══ EXERCISE INPUTS

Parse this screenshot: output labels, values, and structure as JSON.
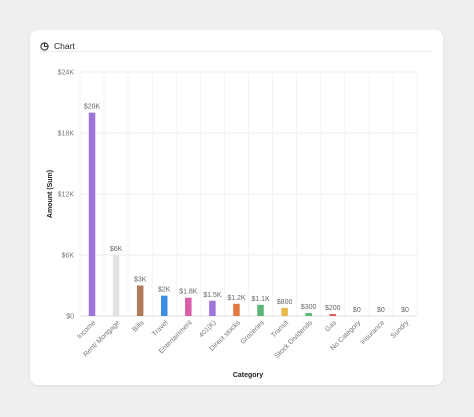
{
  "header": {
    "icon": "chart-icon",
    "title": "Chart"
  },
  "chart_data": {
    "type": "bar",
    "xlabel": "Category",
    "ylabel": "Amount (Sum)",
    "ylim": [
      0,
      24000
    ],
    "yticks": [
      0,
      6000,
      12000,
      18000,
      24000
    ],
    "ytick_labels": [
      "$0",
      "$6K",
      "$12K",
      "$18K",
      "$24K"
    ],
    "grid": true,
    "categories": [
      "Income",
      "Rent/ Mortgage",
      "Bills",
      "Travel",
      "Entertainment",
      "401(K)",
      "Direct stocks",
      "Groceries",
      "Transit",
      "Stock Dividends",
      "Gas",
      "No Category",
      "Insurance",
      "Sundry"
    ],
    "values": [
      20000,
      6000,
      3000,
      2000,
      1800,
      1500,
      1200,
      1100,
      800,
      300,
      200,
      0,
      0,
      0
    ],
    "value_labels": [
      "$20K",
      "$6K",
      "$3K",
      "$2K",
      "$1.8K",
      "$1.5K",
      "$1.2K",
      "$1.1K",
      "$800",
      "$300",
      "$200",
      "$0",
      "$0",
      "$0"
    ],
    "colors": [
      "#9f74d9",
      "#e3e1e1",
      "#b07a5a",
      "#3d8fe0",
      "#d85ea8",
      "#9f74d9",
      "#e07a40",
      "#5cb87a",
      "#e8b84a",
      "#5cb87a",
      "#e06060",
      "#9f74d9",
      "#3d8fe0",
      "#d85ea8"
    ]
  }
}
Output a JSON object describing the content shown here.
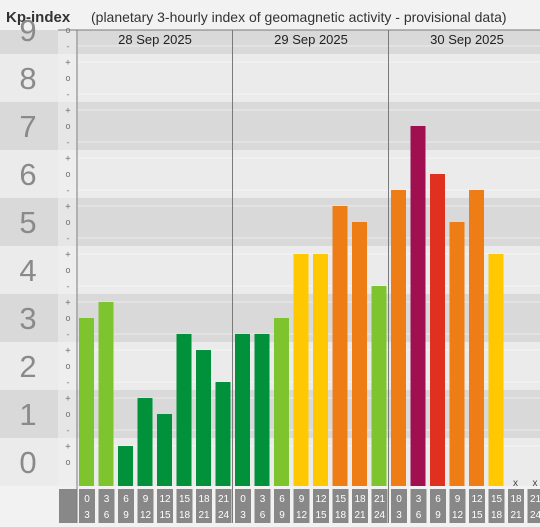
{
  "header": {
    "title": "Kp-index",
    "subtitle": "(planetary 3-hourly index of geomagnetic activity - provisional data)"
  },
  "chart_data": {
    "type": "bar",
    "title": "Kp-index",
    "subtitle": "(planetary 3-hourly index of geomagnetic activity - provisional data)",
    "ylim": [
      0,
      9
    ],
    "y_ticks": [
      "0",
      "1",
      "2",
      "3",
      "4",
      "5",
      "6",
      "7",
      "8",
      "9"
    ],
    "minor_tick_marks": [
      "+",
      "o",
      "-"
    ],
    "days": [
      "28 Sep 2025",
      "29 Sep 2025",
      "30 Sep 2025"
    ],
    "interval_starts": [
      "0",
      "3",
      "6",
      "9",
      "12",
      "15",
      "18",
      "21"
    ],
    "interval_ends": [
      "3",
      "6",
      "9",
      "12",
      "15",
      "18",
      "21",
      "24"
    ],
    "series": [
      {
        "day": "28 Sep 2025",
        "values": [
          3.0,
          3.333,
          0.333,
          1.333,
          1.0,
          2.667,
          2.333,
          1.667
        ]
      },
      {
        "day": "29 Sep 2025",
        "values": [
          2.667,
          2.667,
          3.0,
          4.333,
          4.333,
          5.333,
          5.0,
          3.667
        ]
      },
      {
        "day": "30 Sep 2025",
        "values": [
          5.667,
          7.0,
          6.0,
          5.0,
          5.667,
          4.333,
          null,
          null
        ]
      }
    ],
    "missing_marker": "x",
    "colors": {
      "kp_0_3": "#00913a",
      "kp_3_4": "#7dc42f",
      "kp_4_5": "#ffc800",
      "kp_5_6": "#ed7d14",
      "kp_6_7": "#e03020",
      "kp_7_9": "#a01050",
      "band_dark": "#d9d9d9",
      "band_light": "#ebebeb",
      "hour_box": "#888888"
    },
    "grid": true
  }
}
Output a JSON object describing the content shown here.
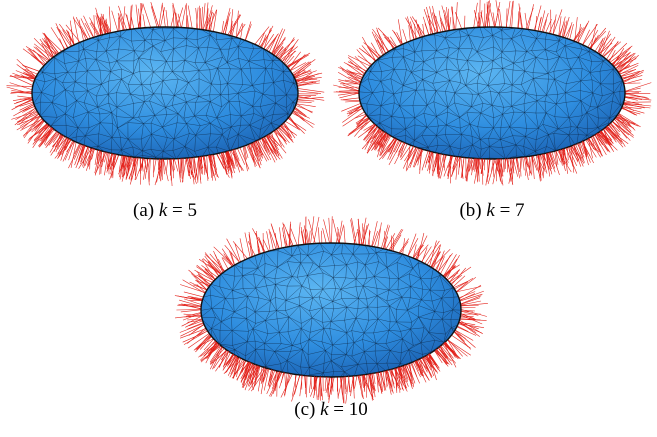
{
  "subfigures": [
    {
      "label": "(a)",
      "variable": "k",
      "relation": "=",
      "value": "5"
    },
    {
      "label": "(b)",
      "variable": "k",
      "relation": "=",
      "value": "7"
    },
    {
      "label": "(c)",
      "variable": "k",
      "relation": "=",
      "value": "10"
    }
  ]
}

════

GOAL:
Look through the listing and extract every line with "hourly" in it.

WRITTEN ANSWER:
    "subtitle": "(planetary 3-hourly index of geomagnetic activity - provisional data)"
    "subtitle": "(planetary 3-hourly index of geomagnetic activity - provisional data)",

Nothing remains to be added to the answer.